(Dataset entries)
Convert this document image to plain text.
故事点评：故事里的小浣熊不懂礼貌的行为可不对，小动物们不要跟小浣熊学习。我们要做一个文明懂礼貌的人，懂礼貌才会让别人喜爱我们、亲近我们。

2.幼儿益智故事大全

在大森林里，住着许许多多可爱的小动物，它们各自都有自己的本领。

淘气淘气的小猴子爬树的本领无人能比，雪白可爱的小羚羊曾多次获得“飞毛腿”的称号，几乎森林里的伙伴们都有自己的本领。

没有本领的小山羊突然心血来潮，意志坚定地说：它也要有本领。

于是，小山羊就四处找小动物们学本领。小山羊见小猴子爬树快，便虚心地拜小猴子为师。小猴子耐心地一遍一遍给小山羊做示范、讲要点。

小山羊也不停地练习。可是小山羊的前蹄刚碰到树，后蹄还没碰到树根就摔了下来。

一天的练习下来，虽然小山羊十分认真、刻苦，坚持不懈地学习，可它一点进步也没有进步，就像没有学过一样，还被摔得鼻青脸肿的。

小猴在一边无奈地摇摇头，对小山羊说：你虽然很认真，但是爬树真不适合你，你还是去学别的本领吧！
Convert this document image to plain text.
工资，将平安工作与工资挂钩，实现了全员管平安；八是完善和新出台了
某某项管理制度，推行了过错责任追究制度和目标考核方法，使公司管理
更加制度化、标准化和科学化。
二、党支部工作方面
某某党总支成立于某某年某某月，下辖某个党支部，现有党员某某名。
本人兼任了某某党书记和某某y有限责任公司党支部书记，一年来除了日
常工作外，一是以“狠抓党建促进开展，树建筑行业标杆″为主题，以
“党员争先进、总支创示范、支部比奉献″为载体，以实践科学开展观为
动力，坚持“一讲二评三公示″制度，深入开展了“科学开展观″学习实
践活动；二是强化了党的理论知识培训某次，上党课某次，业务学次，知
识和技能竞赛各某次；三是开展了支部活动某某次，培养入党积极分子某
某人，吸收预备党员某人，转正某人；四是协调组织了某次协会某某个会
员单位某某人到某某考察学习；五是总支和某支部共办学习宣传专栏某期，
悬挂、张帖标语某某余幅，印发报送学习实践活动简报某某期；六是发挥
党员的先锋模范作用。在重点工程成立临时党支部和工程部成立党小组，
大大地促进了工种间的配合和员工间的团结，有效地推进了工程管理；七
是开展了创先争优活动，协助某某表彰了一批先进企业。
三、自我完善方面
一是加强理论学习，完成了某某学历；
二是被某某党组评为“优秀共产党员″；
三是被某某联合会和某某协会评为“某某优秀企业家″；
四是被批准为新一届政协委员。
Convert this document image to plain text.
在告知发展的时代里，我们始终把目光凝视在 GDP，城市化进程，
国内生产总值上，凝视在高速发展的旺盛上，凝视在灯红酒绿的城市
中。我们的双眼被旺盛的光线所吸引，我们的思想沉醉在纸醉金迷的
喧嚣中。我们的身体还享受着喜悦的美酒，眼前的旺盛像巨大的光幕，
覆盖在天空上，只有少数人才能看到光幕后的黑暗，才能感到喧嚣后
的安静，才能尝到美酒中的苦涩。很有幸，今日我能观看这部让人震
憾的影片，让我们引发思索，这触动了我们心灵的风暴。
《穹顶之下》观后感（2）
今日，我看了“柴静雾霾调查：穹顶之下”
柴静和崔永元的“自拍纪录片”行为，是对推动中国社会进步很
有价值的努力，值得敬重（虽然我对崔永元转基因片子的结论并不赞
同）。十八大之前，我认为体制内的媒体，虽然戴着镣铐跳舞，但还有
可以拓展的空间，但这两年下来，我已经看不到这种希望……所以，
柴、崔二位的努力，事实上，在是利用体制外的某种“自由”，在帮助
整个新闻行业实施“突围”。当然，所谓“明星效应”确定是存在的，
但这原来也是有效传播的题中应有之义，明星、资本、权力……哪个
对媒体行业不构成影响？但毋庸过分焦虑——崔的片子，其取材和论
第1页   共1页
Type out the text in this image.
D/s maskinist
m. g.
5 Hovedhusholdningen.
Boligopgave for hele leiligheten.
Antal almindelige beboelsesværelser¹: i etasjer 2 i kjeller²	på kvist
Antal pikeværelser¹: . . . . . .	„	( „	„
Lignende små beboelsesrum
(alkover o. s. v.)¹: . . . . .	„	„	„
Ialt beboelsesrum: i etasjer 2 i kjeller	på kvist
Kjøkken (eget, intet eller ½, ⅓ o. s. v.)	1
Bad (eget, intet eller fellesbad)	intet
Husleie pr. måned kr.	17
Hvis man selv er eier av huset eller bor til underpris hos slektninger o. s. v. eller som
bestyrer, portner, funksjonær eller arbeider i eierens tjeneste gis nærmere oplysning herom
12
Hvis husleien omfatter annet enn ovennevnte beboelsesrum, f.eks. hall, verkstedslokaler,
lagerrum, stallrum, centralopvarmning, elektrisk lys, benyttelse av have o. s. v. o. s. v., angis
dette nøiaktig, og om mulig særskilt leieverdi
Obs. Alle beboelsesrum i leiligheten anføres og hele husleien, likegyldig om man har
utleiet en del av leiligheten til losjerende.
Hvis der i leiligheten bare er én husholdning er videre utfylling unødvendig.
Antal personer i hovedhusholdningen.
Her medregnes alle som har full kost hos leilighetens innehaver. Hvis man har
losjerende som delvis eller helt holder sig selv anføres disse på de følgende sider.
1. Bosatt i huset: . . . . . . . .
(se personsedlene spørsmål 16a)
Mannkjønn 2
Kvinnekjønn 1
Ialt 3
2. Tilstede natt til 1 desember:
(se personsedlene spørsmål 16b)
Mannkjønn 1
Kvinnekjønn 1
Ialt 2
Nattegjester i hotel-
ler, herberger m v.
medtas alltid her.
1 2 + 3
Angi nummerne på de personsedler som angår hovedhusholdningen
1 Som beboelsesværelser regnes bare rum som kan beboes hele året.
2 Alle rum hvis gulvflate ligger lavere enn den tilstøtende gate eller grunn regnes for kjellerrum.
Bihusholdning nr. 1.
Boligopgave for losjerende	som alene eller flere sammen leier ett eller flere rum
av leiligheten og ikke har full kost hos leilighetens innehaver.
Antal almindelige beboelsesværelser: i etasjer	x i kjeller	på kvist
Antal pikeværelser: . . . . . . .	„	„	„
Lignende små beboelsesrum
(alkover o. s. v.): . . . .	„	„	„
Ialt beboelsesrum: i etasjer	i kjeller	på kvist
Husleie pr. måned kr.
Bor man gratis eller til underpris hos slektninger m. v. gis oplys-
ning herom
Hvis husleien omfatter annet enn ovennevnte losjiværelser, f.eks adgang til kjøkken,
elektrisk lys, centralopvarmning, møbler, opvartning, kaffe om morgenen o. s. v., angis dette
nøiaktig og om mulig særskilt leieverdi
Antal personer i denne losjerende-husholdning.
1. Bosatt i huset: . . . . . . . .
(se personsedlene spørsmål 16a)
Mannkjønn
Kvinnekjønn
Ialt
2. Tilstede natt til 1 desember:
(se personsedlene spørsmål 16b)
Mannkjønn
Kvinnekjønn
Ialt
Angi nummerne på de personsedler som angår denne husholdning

# Exercise task
Reproduce all the data word for word.

# Reply to the exercise
Convert this document image to plain text.
故事点评：故事里的小浣熊不懂礼貌的行为可不对，小动物们不要跟小浣熊学习。我们要做一个文明懂礼貌的人，懂礼貌才会让别人喜爱我们、亲近我们。

2.幼儿益智故事大全

在大森林里，住着许许多多可爱的小动物，它们各自都有自己的本领。

淘气淘气的小猴子爬树的本领无人能比，雪白可爱的小羚羊曾多次获得“飞毛腿”的称号，几乎森林里的伙伴们都有自己的本领。

没有本领的小山羊突然心血来潮，意志坚定地说：它也要有本领。

于是，小山羊就四处找小动物们学本领。小山羊见小猴子爬树快，便虚心地拜小猴子为师。小猴子耐心地一遍一遍给小山羊做示范、讲要点。

小山羊也不停地练习。可是小山羊的前蹄刚碰到树，后蹄还没碰到树根就摔了下来。

一天的练习下来，虽然小山羊十分认真、刻苦，坚持不懈地学习，可它一点进步也没有进步，就像没有学过一样，还被摔得鼻青脸肿的。

小猴在一边无奈地摇摇头，对小山羊说：你虽然很认真，但是爬树真不适合你，你还是去学别的本领吧！
Convert this document image to plain text.
工资，将平安工作与工资挂钩，实现了全员管平安；八是完善和新出台了
某某项管理制度，推行了过错责任追究制度和目标考核方法，使公司管理
更加制度化、标准化和科学化。
二、党支部工作方面
某某党总支成立于某某年某某月，下辖某个党支部，现有党员某某名。
本人兼任了某某党书记和某某y有限责任公司党支部书记，一年来除了日
常工作外，一是以“狠抓党建促进开展，树建筑行业标杆″为主题，以
“党员争先进、总支创示范、支部比奉献″为载体，以实践科学开展观为
动力，坚持“一讲二评三公示″制度，深入开展了“科学开展观″学习实
践活动；二是强化了党的理论知识培训某次，上党课某次，业务学次，知
识和技能竞赛各某次；三是开展了支部活动某某次，培养入党积极分子某
某人，吸收预备党员某人，转正某人；四是协调组织了某次协会某某个会
员单位某某人到某某考察学习；五是总支和某支部共办学习宣传专栏某期，
悬挂、张帖标语某某余幅，印发报送学习实践活动简报某某期；六是发挥
党员的先锋模范作用。在重点工程成立临时党支部和工程部成立党小组，
大大地促进了工种间的配合和员工间的团结，有效地推进了工程管理；七
是开展了创先争优活动，协助某某表彰了一批先进企业。
三、自我完善方面
一是加强理论学习，完成了某某学历；
二是被某某党组评为“优秀共产党员″；
三是被某某联合会和某某协会评为“某某优秀企业家″；
四是被批准为新一届政协委员。
Convert this document image to plain text.
在告知发展的时代里，我们始终把目光凝视在 GDP，城市化进程，
国内生产总值上，凝视在高速发展的旺盛上，凝视在灯红酒绿的城市
中。我们的双眼被旺盛的光线所吸引，我们的思想沉醉在纸醉金迷的
喧嚣中。我们的身体还享受着喜悦的美酒，眼前的旺盛像巨大的光幕，
覆盖在天空上，只有少数人才能看到光幕后的黑暗，才能感到喧嚣后
的安静，才能尝到美酒中的苦涩。很有幸，今日我能观看这部让人震
憾的影片，让我们引发思索，这触动了我们心灵的风暴。
《穹顶之下》观后感（2）
今日，我看了“柴静雾霾调查：穹顶之下”
柴静和崔永元的“自拍纪录片”行为，是对推动中国社会进步很
有价值的努力，值得敬重（虽然我对崔永元转基因片子的结论并不赞
同）。十八大之前，我认为体制内的媒体，虽然戴着镣铐跳舞，但还有
可以拓展的空间，但这两年下来，我已经看不到这种希望……所以，
柴、崔二位的努力，事实上，在是利用体制外的某种“自由”，在帮助
整个新闻行业实施“突围”。当然，所谓“明星效应”确定是存在的，
但这原来也是有效传播的题中应有之义，明星、资本、权力……哪个
对媒体行业不构成影响？但毋庸过分焦虑——崔的片子，其取材和论
第1页   共1页
Type out the text in this image.
D/s maskinist
m. g.
5 Hovedhusholdningen.
Boligopgave for hele leiligheten.
Antal almindelige beboelsesværelser¹: i etasjer 2 i kjeller²	på kvist
Antal pikeværelser¹: . . . . . .	„	( „	„
Lignende små beboelsesrum
(alkover o. s. v.)¹: . . . . .	„	„	„
Ialt beboelsesrum: i etasjer 2 i kjeller	på kvist
Kjøkken (eget, intet eller ½, ⅓ o. s. v.)	1
Bad (eget, intet eller fellesbad)	intet
Husleie pr. måned kr.	17
Hvis man selv er eier av huset eller bor til underpris hos slektninger o. s. v. eller som
bestyrer, portner, funksjonær eller arbeider i eierens tjeneste gis nærmere oplysning herom
12
Hvis husleien omfatter annet enn ovennevnte beboelsesrum, f.eks. hall, verkstedslokaler,
lagerrum, stallrum, centralopvarmning, elektrisk lys, benyttelse av have o. s. v. o. s. v., angis
dette nøiaktig, og om mulig særskilt leieverdi
Obs. Alle beboelsesrum i leiligheten anføres og hele husleien, likegyldig om man har
utleiet en del av leiligheten til losjerende.
Hvis der i leiligheten bare er én husholdning er videre utfylling unødvendig.
Antal personer i hovedhusholdningen.
Her medregnes alle som har full kost hos leilighetens innehaver. Hvis man har
losjerende som delvis eller helt holder sig selv anføres disse på de følgende sider.
1. Bosatt i huset: . . . . . . . .
(se personsedlene spørsmål 16a)
Mannkjønn 2
Kvinnekjønn 1
Ialt 3
2. Tilstede natt til 1 desember:
(se personsedlene spørsmål 16b)
Mannkjønn 1
Kvinnekjønn 1
Ialt 2
Nattegjester i hotel-
ler, herberger m v.
medtas alltid her.
1 2 + 3
Angi nummerne på de personsedler som angår hovedhusholdningen
1 Som beboelsesværelser regnes bare rum som kan beboes hele året.
2 Alle rum hvis gulvflate ligger lavere enn den tilstøtende gate eller grunn regnes for kjellerrum.
Bihusholdning nr. 1.
Boligopgave for losjerende	som alene eller flere sammen leier ett eller flere rum
av leiligheten og ikke har full kost hos leilighetens innehaver.
Antal almindelige beboelsesværelser: i etasjer	x i kjeller	på kvist
Antal pikeværelser: . . . . . . .	„	„	„
Lignende små beboelsesrum
(alkover o. s. v.): . . . .	„	„	„
Ialt beboelsesrum: i etasjer	i kjeller	på kvist
Husleie pr. måned kr.
Bor man gratis eller til underpris hos slektninger m. v. gis oplys-
ning herom
Hvis husleien omfatter annet enn ovennevnte losjiværelser, f.eks adgang til kjøkken,
elektrisk lys, centralopvarmning, møbler, opvartning, kaffe om morgenen o. s. v., angis dette
nøiaktig og om mulig særskilt leieverdi
Antal personer i denne losjerende-husholdning.
1. Bosatt i huset: . . . . . . . .
(se personsedlene spørsmål 16a)
Mannkjønn
Kvinnekjønn
Ialt
2. Tilstede natt til 1 desember:
(se personsedlene spørsmål 16b)
Mannkjønn
Kvinnekjønn
Ialt
Angi nummerne på de personsedler som angår denne husholdning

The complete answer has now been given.